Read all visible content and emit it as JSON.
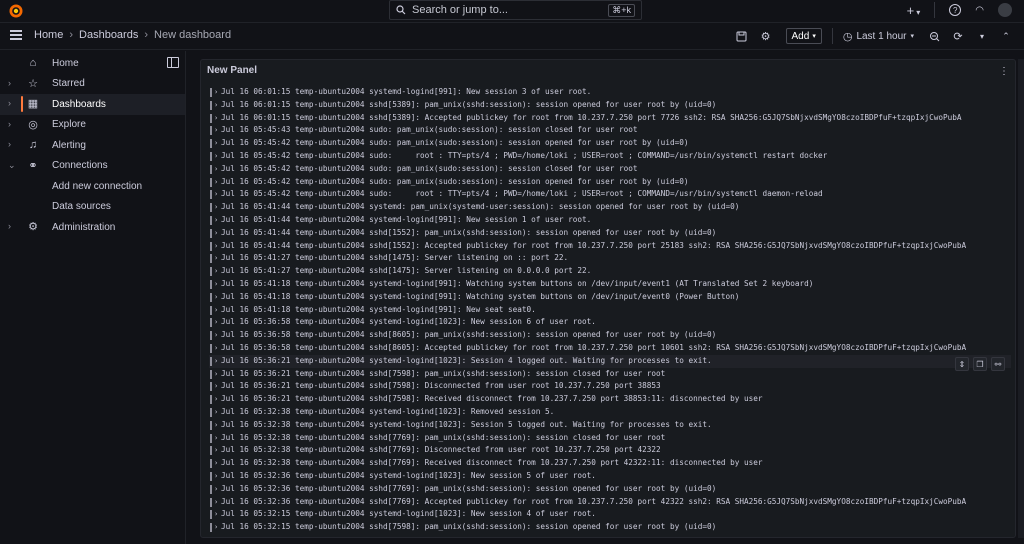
{
  "topbar": {
    "search_placeholder": "Search or jump to...",
    "search_shortcut": "⌘+k",
    "add_symbol": "+"
  },
  "breadcrumb": {
    "home": "Home",
    "dashboards": "Dashboards",
    "current": "New dashboard"
  },
  "toolbar": {
    "add_label": "Add",
    "time_range": "Last 1 hour"
  },
  "sidebar": {
    "items": [
      {
        "label": "Home",
        "icon": "home-icon"
      },
      {
        "label": "Starred",
        "icon": "star-icon"
      },
      {
        "label": "Dashboards",
        "icon": "dashboards-icon"
      },
      {
        "label": "Explore",
        "icon": "compass-icon"
      },
      {
        "label": "Alerting",
        "icon": "bell-icon"
      },
      {
        "label": "Connections",
        "icon": "link-icon"
      },
      {
        "label": "Add new connection"
      },
      {
        "label": "Data sources"
      },
      {
        "label": "Administration",
        "icon": "gear-icon"
      }
    ]
  },
  "panel": {
    "title": "New Panel",
    "logs": [
      "Jul 16 06:01:15 temp-ubuntu2004 systemd-logind[991]: New session 3 of user root.",
      "Jul 16 06:01:15 temp-ubuntu2004 sshd[5389]: pam_unix(sshd:session): session opened for user root by (uid=0)",
      "Jul 16 06:01:15 temp-ubuntu2004 sshd[5389]: Accepted publickey for root from 10.237.7.250 port 7726 ssh2: RSA SHA256:G5JQ7SbNjxvdSMgYO8czoIBDPfuF+tzqpIxjCwoPubA",
      "Jul 16 05:45:43 temp-ubuntu2004 sudo: pam_unix(sudo:session): session closed for user root",
      "Jul 16 05:45:42 temp-ubuntu2004 sudo: pam_unix(sudo:session): session opened for user root by (uid=0)",
      "Jul 16 05:45:42 temp-ubuntu2004 sudo:     root : TTY=pts/4 ; PWD=/home/loki ; USER=root ; COMMAND=/usr/bin/systemctl restart docker",
      "Jul 16 05:45:42 temp-ubuntu2004 sudo: pam_unix(sudo:session): session closed for user root",
      "Jul 16 05:45:42 temp-ubuntu2004 sudo: pam_unix(sudo:session): session opened for user root by (uid=0)",
      "Jul 16 05:45:42 temp-ubuntu2004 sudo:     root : TTY=pts/4 ; PWD=/home/loki ; USER=root ; COMMAND=/usr/bin/systemctl daemon-reload",
      "Jul 16 05:41:44 temp-ubuntu2004 systemd: pam_unix(systemd-user:session): session opened for user root by (uid=0)",
      "Jul 16 05:41:44 temp-ubuntu2004 systemd-logind[991]: New session 1 of user root.",
      "Jul 16 05:41:44 temp-ubuntu2004 sshd[1552]: pam_unix(sshd:session): session opened for user root by (uid=0)",
      "Jul 16 05:41:44 temp-ubuntu2004 sshd[1552]: Accepted publickey for root from 10.237.7.250 port 25183 ssh2: RSA SHA256:G5JQ7SbNjxvdSMgYO8czoIBDPfuF+tzqpIxjCwoPubA",
      "Jul 16 05:41:27 temp-ubuntu2004 sshd[1475]: Server listening on :: port 22.",
      "Jul 16 05:41:27 temp-ubuntu2004 sshd[1475]: Server listening on 0.0.0.0 port 22.",
      "Jul 16 05:41:18 temp-ubuntu2004 systemd-logind[991]: Watching system buttons on /dev/input/event1 (AT Translated Set 2 keyboard)",
      "Jul 16 05:41:18 temp-ubuntu2004 systemd-logind[991]: Watching system buttons on /dev/input/event0 (Power Button)",
      "Jul 16 05:41:18 temp-ubuntu2004 systemd-logind[991]: New seat seat0.",
      "Jul 16 05:36:58 temp-ubuntu2004 systemd-logind[1023]: New session 6 of user root.",
      "Jul 16 05:36:58 temp-ubuntu2004 sshd[8605]: pam_unix(sshd:session): session opened for user root by (uid=0)",
      "Jul 16 05:36:58 temp-ubuntu2004 sshd[8605]: Accepted publickey for root from 10.237.7.250 port 10601 ssh2: RSA SHA256:G5JQ7SbNjxvdSMgYO8czoIBDPfuF+tzqpIxjCwoPubA",
      "Jul 16 05:36:21 temp-ubuntu2004 systemd-logind[1023]: Session 4 logged out. Waiting for processes to exit.",
      "Jul 16 05:36:21 temp-ubuntu2004 sshd[7598]: pam_unix(sshd:session): session closed for user root",
      "Jul 16 05:36:21 temp-ubuntu2004 sshd[7598]: Disconnected from user root 10.237.7.250 port 38853",
      "Jul 16 05:36:21 temp-ubuntu2004 sshd[7598]: Received disconnect from 10.237.7.250 port 38853:11: disconnected by user",
      "Jul 16 05:32:38 temp-ubuntu2004 systemd-logind[1023]: Removed session 5.",
      "Jul 16 05:32:38 temp-ubuntu2004 systemd-logind[1023]: Session 5 logged out. Waiting for processes to exit.",
      "Jul 16 05:32:38 temp-ubuntu2004 sshd[7769]: pam_unix(sshd:session): session closed for user root",
      "Jul 16 05:32:38 temp-ubuntu2004 sshd[7769]: Disconnected from user root 10.237.7.250 port 42322",
      "Jul 16 05:32:38 temp-ubuntu2004 sshd[7769]: Received disconnect from 10.237.7.250 port 42322:11: disconnected by user",
      "Jul 16 05:32:36 temp-ubuntu2004 systemd-logind[1023]: New session 5 of user root.",
      "Jul 16 05:32:36 temp-ubuntu2004 sshd[7769]: pam_unix(sshd:session): session opened for user root by (uid=0)",
      "Jul 16 05:32:36 temp-ubuntu2004 sshd[7769]: Accepted publickey for root from 10.237.7.250 port 42322 ssh2: RSA SHA256:G5JQ7SbNjxvdSMgYO8czoIBDPfuF+tzqpIxjCwoPubA",
      "Jul 16 05:32:15 temp-ubuntu2004 systemd-logind[1023]: New session 4 of user root.",
      "Jul 16 05:32:15 temp-ubuntu2004 sshd[7598]: pam_unix(sshd:session): session opened for user root by (uid=0)"
    ]
  },
  "colors": {
    "accent": "#ff7a3d",
    "background": "#111217",
    "panel": "#181b1f"
  }
}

--*--

## [SET PROBLEM]
Restate the records word for word, omitting images.

## [FINISHED TASK]
Read all visible content and emit it as JSON.
{
  "topbar": {
    "search_placeholder": "Search or jump to...",
    "search_shortcut": "⌘+k",
    "add_symbol": "+"
  },
  "breadcrumb": {
    "home": "Home",
    "dashboards": "Dashboards",
    "current": "New dashboard"
  },
  "toolbar": {
    "add_label": "Add",
    "time_range": "Last 1 hour"
  },
  "sidebar": {
    "items": [
      {
        "label": "Home",
        "icon": "home-icon"
      },
      {
        "label": "Starred",
        "icon": "star-icon"
      },
      {
        "label": "Dashboards",
        "icon": "dashboards-icon"
      },
      {
        "label": "Explore",
        "icon": "compass-icon"
      },
      {
        "label": "Alerting",
        "icon": "bell-icon"
      },
      {
        "label": "Connections",
        "icon": "link-icon"
      },
      {
        "label": "Add new connection"
      },
      {
        "label": "Data sources"
      },
      {
        "label": "Administration",
        "icon": "gear-icon"
      }
    ]
  },
  "panel": {
    "title": "New Panel",
    "logs": [
      "Jul 16 06:01:15 temp-ubuntu2004 systemd-logind[991]: New session 3 of user root.",
      "Jul 16 06:01:15 temp-ubuntu2004 sshd[5389]: pam_unix(sshd:session): session opened for user root by (uid=0)",
      "Jul 16 06:01:15 temp-ubuntu2004 sshd[5389]: Accepted publickey for root from 10.237.7.250 port 7726 ssh2: RSA SHA256:G5JQ7SbNjxvdSMgYO8czoIBDPfuF+tzqpIxjCwoPubA",
      "Jul 16 05:45:43 temp-ubuntu2004 sudo: pam_unix(sudo:session): session closed for user root",
      "Jul 16 05:45:42 temp-ubuntu2004 sudo: pam_unix(sudo:session): session opened for user root by (uid=0)",
      "Jul 16 05:45:42 temp-ubuntu2004 sudo:     root : TTY=pts/4 ; PWD=/home/loki ; USER=root ; COMMAND=/usr/bin/systemctl restart docker",
      "Jul 16 05:45:42 temp-ubuntu2004 sudo: pam_unix(sudo:session): session closed for user root",
      "Jul 16 05:45:42 temp-ubuntu2004 sudo: pam_unix(sudo:session): session opened for user root by (uid=0)",
      "Jul 16 05:45:42 temp-ubuntu2004 sudo:     root : TTY=pts/4 ; PWD=/home/loki ; USER=root ; COMMAND=/usr/bin/systemctl daemon-reload",
      "Jul 16 05:41:44 temp-ubuntu2004 systemd: pam_unix(systemd-user:session): session opened for user root by (uid=0)",
      "Jul 16 05:41:44 temp-ubuntu2004 systemd-logind[991]: New session 1 of user root.",
      "Jul 16 05:41:44 temp-ubuntu2004 sshd[1552]: pam_unix(sshd:session): session opened for user root by (uid=0)",
      "Jul 16 05:41:44 temp-ubuntu2004 sshd[1552]: Accepted publickey for root from 10.237.7.250 port 25183 ssh2: RSA SHA256:G5JQ7SbNjxvdSMgYO8czoIBDPfuF+tzqpIxjCwoPubA",
      "Jul 16 05:41:27 temp-ubuntu2004 sshd[1475]: Server listening on :: port 22.",
      "Jul 16 05:41:27 temp-ubuntu2004 sshd[1475]: Server listening on 0.0.0.0 port 22.",
      "Jul 16 05:41:18 temp-ubuntu2004 systemd-logind[991]: Watching system buttons on /dev/input/event1 (AT Translated Set 2 keyboard)",
      "Jul 16 05:41:18 temp-ubuntu2004 systemd-logind[991]: Watching system buttons on /dev/input/event0 (Power Button)",
      "Jul 16 05:41:18 temp-ubuntu2004 systemd-logind[991]: New seat seat0.",
      "Jul 16 05:36:58 temp-ubuntu2004 systemd-logind[1023]: New session 6 of user root.",
      "Jul 16 05:36:58 temp-ubuntu2004 sshd[8605]: pam_unix(sshd:session): session opened for user root by (uid=0)",
      "Jul 16 05:36:58 temp-ubuntu2004 sshd[8605]: Accepted publickey for root from 10.237.7.250 port 10601 ssh2: RSA SHA256:G5JQ7SbNjxvdSMgYO8czoIBDPfuF+tzqpIxjCwoPubA",
      "Jul 16 05:36:21 temp-ubuntu2004 systemd-logind[1023]: Session 4 logged out. Waiting for processes to exit.",
      "Jul 16 05:36:21 temp-ubuntu2004 sshd[7598]: pam_unix(sshd:session): session closed for user root",
      "Jul 16 05:36:21 temp-ubuntu2004 sshd[7598]: Disconnected from user root 10.237.7.250 port 38853",
      "Jul 16 05:36:21 temp-ubuntu2004 sshd[7598]: Received disconnect from 10.237.7.250 port 38853:11: disconnected by user",
      "Jul 16 05:32:38 temp-ubuntu2004 systemd-logind[1023]: Removed session 5.",
      "Jul 16 05:32:38 temp-ubuntu2004 systemd-logind[1023]: Session 5 logged out. Waiting for processes to exit.",
      "Jul 16 05:32:38 temp-ubuntu2004 sshd[7769]: pam_unix(sshd:session): session closed for user root",
      "Jul 16 05:32:38 temp-ubuntu2004 sshd[7769]: Disconnected from user root 10.237.7.250 port 42322",
      "Jul 16 05:32:38 temp-ubuntu2004 sshd[7769]: Received disconnect from 10.237.7.250 port 42322:11: disconnected by user",
      "Jul 16 05:32:36 temp-ubuntu2004 systemd-logind[1023]: New session 5 of user root.",
      "Jul 16 05:32:36 temp-ubuntu2004 sshd[7769]: pam_unix(sshd:session): session opened for user root by (uid=0)",
      "Jul 16 05:32:36 temp-ubuntu2004 sshd[7769]: Accepted publickey for root from 10.237.7.250 port 42322 ssh2: RSA SHA256:G5JQ7SbNjxvdSMgYO8czoIBDPfuF+tzqpIxjCwoPubA",
      "Jul 16 05:32:15 temp-ubuntu2004 systemd-logind[1023]: New session 4 of user root.",
      "Jul 16 05:32:15 temp-ubuntu2004 sshd[7598]: pam_unix(sshd:session): session opened for user root by (uid=0)"
    ]
  },
  "colors": {
    "accent": "#ff7a3d",
    "background": "#111217",
    "panel": "#181b1f"
  }
}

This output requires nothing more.